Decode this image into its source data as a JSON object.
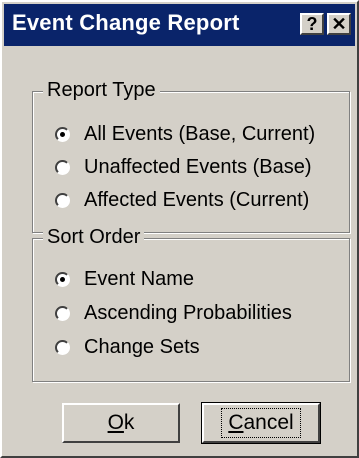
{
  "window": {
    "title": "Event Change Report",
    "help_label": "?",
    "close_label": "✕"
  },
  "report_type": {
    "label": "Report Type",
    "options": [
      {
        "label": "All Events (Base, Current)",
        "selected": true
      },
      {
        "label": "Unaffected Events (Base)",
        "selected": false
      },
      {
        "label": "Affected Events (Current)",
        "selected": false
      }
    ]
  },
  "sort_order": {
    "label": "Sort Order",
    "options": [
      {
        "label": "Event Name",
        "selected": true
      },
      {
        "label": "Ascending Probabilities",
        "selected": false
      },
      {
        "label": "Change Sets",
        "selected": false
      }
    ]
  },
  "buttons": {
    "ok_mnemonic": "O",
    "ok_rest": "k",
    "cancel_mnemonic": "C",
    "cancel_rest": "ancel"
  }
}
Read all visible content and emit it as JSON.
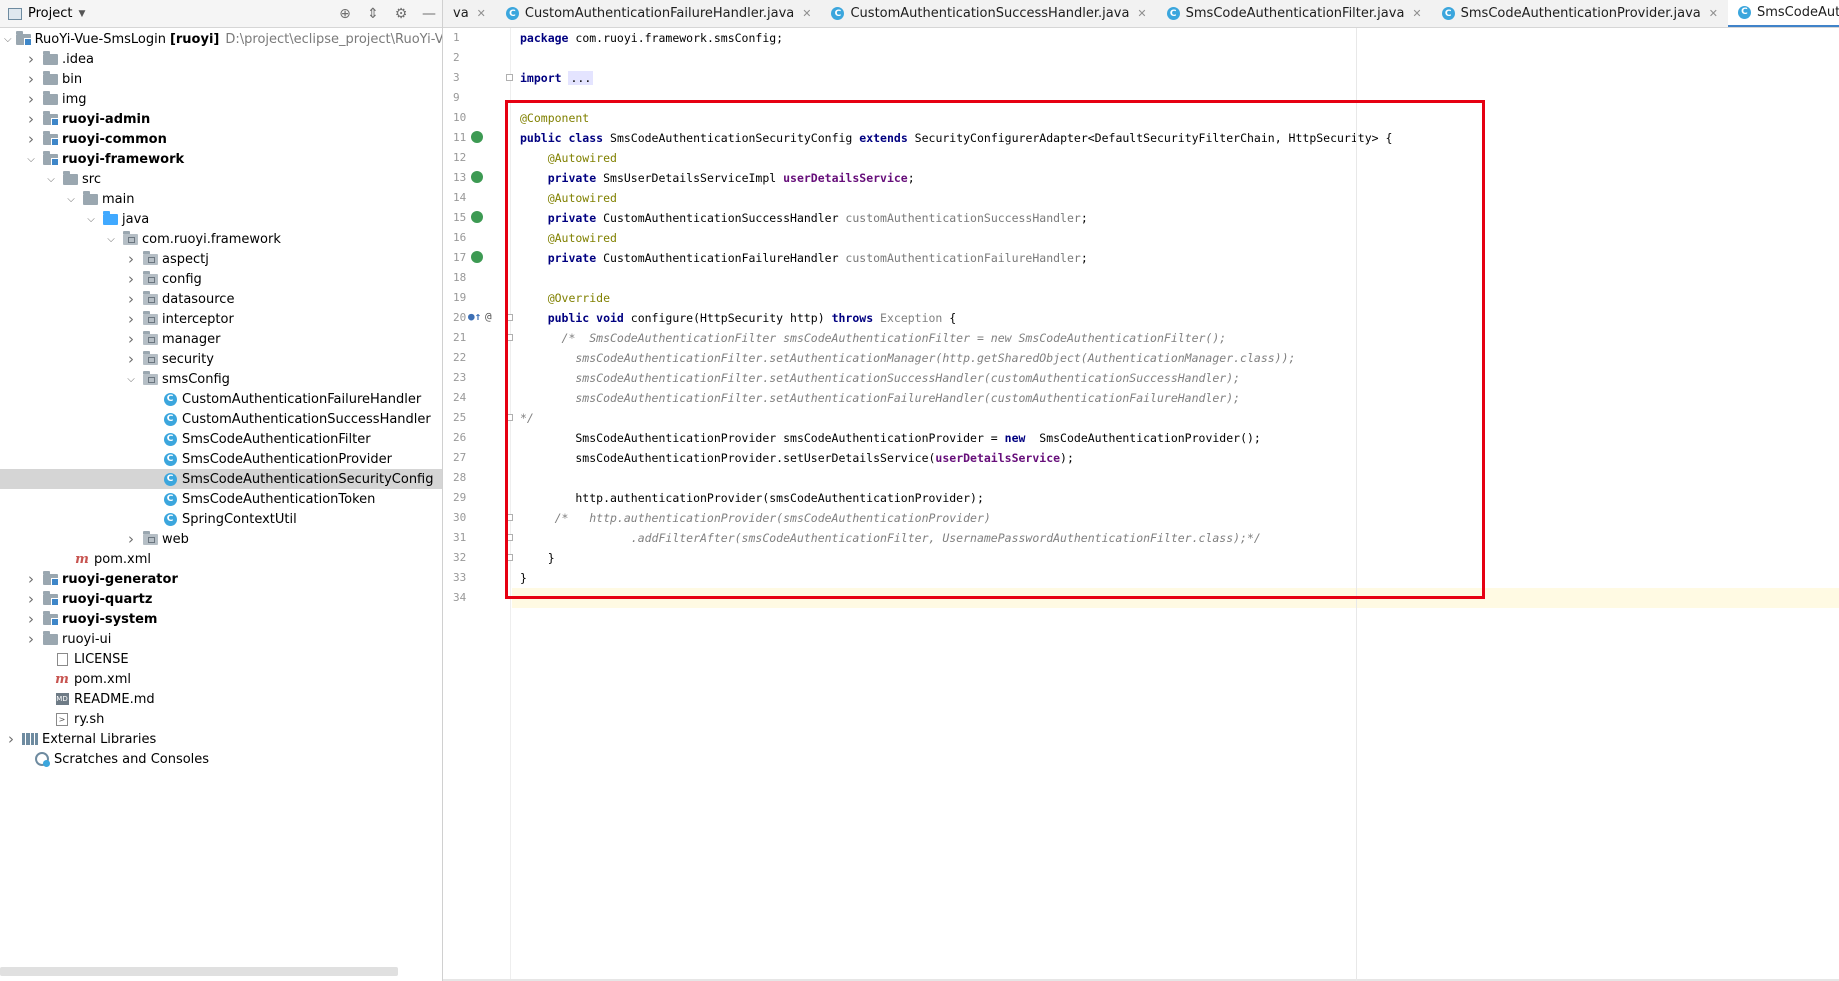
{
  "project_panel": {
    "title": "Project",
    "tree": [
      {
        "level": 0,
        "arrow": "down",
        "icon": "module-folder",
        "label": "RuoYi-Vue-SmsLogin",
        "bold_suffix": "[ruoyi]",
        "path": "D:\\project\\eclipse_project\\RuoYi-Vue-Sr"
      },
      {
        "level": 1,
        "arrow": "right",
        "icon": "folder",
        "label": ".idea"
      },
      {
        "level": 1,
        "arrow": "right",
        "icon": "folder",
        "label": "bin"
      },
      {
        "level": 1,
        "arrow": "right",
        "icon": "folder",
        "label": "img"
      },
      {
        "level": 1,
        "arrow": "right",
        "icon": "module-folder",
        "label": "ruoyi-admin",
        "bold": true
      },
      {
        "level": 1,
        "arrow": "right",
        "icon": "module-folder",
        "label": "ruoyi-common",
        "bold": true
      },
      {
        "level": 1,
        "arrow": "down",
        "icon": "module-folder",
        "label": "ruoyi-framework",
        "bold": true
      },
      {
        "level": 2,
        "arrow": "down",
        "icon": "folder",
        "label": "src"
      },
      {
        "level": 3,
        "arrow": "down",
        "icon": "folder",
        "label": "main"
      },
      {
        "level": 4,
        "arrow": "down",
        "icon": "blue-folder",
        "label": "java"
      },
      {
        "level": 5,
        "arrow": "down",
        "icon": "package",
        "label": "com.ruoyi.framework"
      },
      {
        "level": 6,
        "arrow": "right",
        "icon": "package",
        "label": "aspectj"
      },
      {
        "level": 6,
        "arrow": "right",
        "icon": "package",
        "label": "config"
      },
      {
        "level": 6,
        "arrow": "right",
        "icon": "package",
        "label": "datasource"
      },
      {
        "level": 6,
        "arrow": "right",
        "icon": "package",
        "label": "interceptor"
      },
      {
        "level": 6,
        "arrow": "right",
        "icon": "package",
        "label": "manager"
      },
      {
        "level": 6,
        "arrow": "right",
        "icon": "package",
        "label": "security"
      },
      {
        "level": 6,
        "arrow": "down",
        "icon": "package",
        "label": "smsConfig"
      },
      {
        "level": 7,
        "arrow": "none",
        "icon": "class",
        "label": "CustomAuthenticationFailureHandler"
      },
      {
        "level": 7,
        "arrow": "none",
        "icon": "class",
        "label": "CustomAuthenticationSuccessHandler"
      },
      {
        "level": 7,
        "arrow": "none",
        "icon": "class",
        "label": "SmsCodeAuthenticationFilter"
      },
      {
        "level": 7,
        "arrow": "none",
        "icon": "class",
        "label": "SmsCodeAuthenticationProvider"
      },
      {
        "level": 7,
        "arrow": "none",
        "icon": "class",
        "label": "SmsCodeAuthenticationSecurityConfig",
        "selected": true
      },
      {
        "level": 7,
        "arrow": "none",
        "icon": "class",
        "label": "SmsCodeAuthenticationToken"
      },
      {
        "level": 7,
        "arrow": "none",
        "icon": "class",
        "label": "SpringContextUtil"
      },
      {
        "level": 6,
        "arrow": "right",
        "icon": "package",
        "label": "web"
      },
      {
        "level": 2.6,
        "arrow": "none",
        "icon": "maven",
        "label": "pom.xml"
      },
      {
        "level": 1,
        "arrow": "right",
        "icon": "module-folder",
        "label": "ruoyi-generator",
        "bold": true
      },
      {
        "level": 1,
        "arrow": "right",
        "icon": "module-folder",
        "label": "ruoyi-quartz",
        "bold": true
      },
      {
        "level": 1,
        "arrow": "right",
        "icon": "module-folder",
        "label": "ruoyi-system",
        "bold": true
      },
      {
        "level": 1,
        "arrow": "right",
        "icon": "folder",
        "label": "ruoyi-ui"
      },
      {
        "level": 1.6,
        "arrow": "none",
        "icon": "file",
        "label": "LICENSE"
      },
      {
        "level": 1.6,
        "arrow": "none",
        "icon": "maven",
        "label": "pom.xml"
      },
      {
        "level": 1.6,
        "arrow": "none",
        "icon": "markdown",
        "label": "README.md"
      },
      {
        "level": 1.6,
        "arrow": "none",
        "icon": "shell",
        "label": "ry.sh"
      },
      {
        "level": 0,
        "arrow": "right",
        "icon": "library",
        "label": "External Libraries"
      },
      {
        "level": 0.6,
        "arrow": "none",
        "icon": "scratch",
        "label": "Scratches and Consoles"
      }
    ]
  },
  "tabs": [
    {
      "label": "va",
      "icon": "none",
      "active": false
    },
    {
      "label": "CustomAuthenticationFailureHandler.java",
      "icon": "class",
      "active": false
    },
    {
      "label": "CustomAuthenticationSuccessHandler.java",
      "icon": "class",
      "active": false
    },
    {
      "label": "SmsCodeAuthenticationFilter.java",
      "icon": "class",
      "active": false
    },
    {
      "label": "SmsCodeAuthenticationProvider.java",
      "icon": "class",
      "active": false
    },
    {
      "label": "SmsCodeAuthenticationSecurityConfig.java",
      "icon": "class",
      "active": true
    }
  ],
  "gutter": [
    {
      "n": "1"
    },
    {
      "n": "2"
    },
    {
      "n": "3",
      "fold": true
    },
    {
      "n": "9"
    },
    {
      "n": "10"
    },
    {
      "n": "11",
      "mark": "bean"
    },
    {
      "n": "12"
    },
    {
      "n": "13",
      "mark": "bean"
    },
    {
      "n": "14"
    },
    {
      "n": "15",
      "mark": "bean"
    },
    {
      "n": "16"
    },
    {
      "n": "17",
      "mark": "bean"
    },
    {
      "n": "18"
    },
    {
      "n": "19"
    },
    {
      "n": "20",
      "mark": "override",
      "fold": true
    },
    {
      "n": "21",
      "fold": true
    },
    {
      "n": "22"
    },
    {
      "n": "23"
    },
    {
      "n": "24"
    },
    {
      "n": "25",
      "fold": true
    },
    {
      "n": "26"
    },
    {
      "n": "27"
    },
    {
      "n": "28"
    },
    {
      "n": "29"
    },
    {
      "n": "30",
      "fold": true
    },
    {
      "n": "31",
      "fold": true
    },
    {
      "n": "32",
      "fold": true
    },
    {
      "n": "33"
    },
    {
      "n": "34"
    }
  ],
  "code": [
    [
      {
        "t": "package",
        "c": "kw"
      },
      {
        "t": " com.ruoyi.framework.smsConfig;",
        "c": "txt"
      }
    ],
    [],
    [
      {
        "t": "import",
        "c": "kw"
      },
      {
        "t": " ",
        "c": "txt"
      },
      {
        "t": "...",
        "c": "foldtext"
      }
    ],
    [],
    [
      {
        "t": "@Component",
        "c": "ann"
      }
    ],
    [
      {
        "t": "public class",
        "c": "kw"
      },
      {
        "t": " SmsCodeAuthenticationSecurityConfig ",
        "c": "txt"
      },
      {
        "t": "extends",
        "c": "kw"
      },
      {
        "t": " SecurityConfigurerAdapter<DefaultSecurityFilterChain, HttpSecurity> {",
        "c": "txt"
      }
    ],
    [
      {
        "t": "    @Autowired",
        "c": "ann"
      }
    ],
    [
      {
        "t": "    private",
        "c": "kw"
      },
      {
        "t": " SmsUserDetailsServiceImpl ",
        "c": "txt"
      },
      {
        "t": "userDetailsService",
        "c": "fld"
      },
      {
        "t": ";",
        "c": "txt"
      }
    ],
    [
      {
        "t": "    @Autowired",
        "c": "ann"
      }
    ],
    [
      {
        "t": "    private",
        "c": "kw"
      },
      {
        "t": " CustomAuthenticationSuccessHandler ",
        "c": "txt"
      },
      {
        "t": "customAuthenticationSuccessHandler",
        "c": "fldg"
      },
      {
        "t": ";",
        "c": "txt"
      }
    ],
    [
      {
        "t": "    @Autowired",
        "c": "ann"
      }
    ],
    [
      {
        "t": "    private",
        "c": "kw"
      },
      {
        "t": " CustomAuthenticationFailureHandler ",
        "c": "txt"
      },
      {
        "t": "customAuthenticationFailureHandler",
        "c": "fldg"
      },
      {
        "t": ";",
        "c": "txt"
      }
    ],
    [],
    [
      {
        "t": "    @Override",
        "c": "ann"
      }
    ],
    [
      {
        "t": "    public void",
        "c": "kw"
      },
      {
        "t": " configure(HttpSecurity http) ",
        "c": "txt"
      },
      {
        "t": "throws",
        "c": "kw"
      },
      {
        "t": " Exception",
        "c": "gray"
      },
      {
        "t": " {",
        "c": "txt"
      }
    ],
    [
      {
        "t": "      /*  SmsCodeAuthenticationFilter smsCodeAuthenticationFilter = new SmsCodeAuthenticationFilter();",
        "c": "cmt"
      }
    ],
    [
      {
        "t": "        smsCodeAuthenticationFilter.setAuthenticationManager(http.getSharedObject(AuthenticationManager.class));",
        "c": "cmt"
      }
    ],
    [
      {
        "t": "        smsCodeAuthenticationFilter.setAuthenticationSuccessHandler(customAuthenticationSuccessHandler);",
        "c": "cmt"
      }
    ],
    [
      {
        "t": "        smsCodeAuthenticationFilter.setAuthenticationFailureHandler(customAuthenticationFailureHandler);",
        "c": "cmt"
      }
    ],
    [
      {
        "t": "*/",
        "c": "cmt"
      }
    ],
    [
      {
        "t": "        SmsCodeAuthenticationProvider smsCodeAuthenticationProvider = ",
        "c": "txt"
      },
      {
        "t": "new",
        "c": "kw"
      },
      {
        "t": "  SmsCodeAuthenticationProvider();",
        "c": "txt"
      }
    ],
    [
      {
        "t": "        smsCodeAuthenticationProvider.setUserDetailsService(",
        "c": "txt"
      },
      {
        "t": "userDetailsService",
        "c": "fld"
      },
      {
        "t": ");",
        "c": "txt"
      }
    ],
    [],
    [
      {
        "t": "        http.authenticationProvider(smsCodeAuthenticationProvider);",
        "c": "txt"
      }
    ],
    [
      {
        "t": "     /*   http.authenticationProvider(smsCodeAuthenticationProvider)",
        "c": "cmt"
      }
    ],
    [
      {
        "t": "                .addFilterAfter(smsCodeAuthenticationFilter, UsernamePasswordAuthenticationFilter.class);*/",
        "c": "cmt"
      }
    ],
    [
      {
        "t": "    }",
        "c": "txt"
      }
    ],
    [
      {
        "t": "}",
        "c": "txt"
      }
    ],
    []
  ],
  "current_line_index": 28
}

=====

Find every line in the records that contains the word "java"; copy those lines.

# Right answer
        "label": "java"
      "label": "CustomAuthenticationFailureHandler.java",
      "label": "CustomAuthenticationSuccessHandler.java",
      "label": "SmsCodeAuthenticationFilter.java",
      "label": "SmsCodeAuthenticationProvider.java",
      "label": "SmsCodeAuthenticationSecurityConfig.java",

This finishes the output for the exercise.